[STORED DATA]
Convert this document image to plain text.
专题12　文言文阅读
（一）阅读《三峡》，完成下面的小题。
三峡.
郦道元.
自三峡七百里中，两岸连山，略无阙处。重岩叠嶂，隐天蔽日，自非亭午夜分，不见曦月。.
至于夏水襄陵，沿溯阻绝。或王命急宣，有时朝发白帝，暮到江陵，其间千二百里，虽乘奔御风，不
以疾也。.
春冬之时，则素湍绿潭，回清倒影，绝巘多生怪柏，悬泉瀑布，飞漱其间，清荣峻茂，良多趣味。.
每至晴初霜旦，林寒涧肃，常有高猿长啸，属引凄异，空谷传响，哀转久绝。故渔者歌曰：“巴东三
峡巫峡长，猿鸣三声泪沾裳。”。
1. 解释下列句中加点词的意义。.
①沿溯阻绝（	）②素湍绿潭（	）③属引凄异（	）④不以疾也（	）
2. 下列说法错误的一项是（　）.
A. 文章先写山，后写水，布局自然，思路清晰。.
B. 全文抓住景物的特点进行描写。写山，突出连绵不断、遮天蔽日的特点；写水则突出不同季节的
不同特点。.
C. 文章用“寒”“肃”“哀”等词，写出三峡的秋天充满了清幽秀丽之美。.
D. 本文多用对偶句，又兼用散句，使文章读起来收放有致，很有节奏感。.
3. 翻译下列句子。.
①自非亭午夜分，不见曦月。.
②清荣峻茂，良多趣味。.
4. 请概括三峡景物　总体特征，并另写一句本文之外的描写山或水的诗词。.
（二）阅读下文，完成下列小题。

[REQUIREMENTS]
Transcribe the whole listing exactly.

[RESPONSE BELOW]
Convert this document image to plain text.
专题12　文言文阅读
（一）阅读《三峡》，完成下面的小题。
三峡.
郦道元.
自三峡七百里中，两岸连山，略无阙处。重岩叠嶂，隐天蔽日，自非亭午夜分，不见曦月。.
至于夏水襄陵，沿溯阻绝。或王命急宣，有时朝发白帝，暮到江陵，其间千二百里，虽乘奔御风，不
以疾也。.
春冬之时，则素湍绿潭，回清倒影，绝巘多生怪柏，悬泉瀑布，飞漱其间，清荣峻茂，良多趣味。.
每至晴初霜旦，林寒涧肃，常有高猿长啸，属引凄异，空谷传响，哀转久绝。故渔者歌曰：“巴东三
峡巫峡长，猿鸣三声泪沾裳。”。
1. 解释下列句中加点词的意义。.
①沿溯阻绝（	）②素湍绿潭（	）③属引凄异（	）④不以疾也（	）
2. 下列说法错误的一项是（　）.
A. 文章先写山，后写水，布局自然，思路清晰。.
B. 全文抓住景物的特点进行描写。写山，突出连绵不断、遮天蔽日的特点；写水则突出不同季节的
不同特点。.
C. 文章用“寒”“肃”“哀”等词，写出三峡的秋天充满了清幽秀丽之美。.
D. 本文多用对偶句，又兼用散句，使文章读起来收放有致，很有节奏感。.
3. 翻译下列句子。.
①自非亭午夜分，不见曦月。.
②清荣峻茂，良多趣味。.
4. 请概括三峡景物　总体特征，并另写一句本文之外的描写山或水的诗词。.
（二）阅读下文，完成下列小题。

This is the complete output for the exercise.